● **GIVEN PROBLEM**
In the entries below, find the lines with the word "What" and copy them.

● **GIVEN RECORDS**
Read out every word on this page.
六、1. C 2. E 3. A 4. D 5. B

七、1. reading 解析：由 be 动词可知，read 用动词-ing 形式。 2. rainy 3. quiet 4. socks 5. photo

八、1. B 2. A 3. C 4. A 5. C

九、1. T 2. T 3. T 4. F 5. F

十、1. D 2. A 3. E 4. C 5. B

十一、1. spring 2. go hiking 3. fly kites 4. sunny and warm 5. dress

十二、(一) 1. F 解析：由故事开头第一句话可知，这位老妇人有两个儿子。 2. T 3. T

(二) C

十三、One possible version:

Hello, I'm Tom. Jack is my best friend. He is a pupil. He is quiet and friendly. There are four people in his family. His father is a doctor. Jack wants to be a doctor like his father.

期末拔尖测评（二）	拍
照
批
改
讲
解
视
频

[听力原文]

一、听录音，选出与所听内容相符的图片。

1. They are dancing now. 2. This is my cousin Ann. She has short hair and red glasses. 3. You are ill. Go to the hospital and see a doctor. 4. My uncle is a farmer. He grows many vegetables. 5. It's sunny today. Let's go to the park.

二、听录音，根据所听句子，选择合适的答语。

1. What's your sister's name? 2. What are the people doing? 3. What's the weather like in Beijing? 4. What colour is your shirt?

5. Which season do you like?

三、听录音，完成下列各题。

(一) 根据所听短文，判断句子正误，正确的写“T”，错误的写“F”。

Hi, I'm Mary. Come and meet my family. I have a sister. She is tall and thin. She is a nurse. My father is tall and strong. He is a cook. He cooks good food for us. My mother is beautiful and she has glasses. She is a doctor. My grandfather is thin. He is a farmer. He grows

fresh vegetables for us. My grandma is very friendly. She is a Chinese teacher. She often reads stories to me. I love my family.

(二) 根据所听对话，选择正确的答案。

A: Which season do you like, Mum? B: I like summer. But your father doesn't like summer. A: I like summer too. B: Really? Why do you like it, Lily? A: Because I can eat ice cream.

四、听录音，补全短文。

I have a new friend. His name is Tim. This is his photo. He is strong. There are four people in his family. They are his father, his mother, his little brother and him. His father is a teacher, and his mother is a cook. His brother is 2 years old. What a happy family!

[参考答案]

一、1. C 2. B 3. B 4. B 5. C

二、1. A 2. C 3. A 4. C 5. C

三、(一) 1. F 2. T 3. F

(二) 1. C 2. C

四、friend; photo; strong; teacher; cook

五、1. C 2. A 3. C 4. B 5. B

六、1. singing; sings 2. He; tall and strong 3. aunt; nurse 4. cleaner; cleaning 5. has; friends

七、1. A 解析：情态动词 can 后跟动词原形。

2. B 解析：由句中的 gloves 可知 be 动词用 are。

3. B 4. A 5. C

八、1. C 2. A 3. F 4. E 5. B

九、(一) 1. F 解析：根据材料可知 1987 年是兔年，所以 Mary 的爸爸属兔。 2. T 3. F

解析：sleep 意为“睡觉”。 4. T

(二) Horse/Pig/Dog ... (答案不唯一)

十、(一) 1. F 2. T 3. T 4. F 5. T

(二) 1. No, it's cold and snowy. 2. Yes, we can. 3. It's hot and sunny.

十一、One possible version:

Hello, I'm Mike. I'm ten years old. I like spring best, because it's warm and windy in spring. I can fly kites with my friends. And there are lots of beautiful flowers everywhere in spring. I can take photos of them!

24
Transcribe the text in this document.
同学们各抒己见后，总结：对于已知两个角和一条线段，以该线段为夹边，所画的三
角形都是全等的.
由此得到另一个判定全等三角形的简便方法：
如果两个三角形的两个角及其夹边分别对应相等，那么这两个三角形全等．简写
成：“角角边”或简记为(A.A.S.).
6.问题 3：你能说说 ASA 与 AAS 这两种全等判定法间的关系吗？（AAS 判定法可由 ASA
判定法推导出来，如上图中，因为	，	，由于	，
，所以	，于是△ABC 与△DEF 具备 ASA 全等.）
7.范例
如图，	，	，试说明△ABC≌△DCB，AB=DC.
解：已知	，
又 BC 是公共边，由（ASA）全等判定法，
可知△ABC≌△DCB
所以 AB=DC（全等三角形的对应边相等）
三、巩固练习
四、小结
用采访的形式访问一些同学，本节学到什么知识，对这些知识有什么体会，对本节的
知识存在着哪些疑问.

---

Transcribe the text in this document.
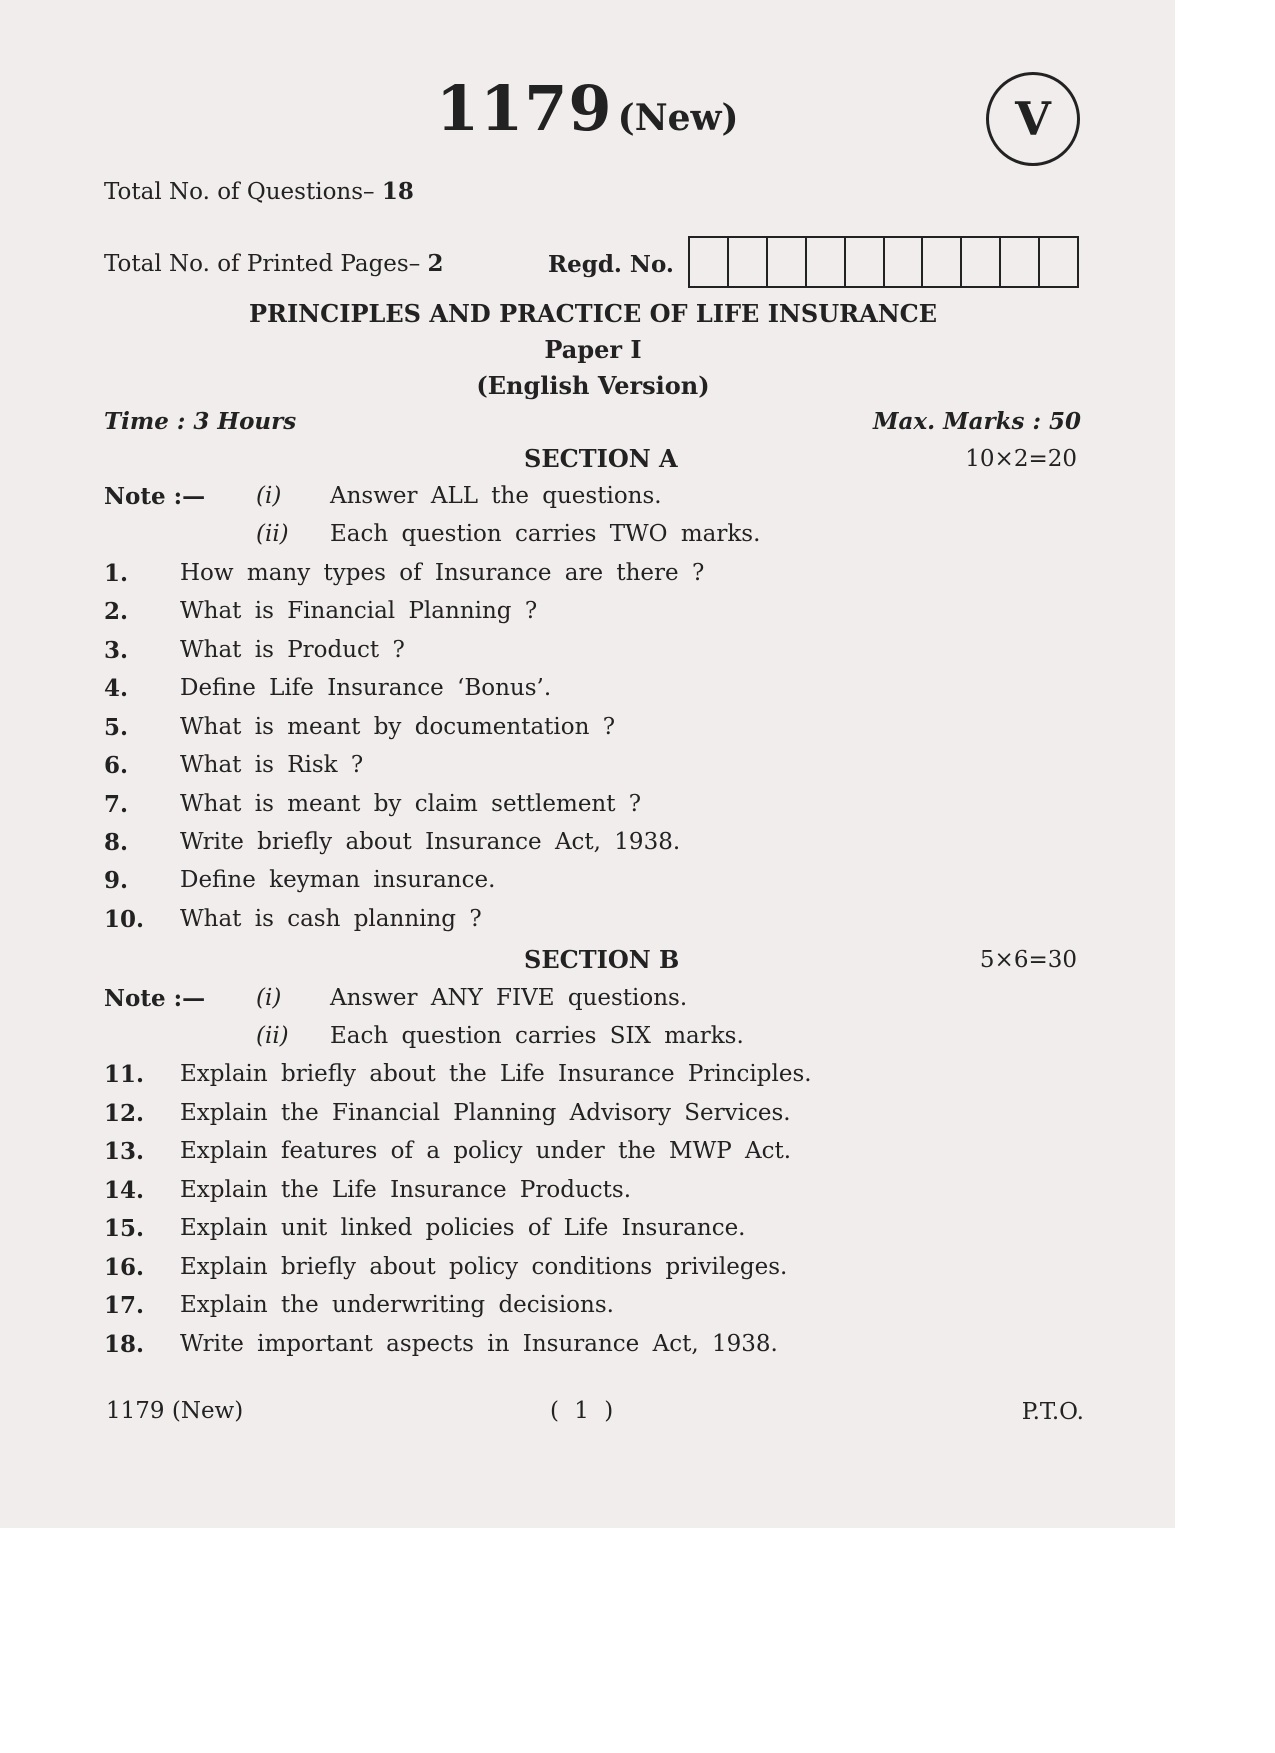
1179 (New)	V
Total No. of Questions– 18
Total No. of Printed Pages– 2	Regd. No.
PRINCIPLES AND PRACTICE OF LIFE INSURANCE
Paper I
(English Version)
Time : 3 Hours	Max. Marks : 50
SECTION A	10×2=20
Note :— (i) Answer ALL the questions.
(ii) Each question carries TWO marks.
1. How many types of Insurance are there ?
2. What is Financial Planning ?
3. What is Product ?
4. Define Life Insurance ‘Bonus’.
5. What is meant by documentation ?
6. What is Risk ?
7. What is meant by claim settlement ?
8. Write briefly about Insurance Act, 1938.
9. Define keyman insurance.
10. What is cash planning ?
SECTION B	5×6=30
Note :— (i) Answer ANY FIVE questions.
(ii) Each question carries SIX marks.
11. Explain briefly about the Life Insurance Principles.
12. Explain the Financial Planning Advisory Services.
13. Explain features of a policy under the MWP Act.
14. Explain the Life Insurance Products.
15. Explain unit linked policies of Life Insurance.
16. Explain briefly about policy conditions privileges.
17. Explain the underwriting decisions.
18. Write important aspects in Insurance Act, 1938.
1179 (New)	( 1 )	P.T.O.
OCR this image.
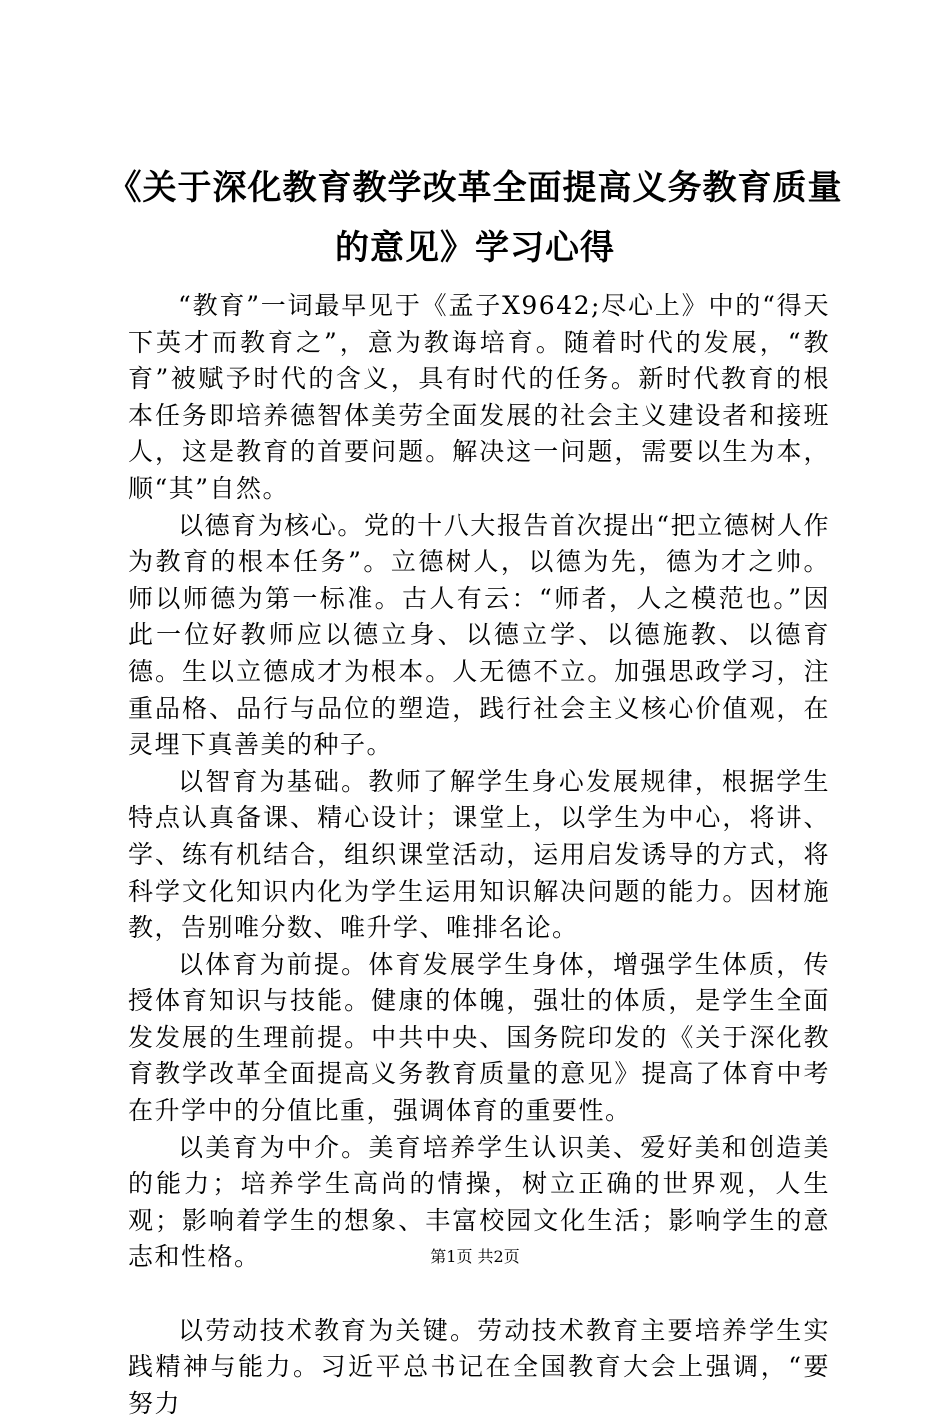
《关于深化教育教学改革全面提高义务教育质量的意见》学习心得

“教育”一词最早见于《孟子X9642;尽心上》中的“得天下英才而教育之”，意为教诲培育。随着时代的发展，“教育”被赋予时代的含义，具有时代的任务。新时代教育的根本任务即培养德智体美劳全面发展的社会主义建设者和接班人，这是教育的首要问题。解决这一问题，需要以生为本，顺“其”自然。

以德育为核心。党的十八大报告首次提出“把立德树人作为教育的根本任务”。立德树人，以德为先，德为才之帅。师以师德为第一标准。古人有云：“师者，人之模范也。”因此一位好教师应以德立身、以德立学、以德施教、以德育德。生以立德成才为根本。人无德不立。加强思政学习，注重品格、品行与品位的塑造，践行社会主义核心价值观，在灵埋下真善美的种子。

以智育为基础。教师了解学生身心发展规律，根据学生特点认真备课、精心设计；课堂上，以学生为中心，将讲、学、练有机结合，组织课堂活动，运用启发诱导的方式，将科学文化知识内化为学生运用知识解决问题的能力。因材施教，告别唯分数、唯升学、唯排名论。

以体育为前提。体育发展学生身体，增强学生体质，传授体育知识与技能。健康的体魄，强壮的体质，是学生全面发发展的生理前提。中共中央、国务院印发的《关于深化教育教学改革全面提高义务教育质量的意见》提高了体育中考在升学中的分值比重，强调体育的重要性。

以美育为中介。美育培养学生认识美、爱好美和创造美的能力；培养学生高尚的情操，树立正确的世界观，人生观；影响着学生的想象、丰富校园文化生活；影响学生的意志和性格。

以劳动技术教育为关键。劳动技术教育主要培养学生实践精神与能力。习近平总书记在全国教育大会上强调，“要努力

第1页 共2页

● **SOLUTION TO THIS TASK**
1. What's your sister's name? 2. What are the people doing? 3. What's the weather like in Beijing? 4. What colour is your shirt?
I have a new friend. His name is Tim. This is his photo. He is strong. There are four people in his family. They are his father, his mother, his little brother and him. His father is a teacher, and his mother is a cook. His brother is 2 years old. What a happy family!
2. What is Financial Planning ?
3. What is Product ?
5. What is meant by documentation ?
6. What is Risk ?
7. What is meant by claim settlement ?
10. What is cash planning ?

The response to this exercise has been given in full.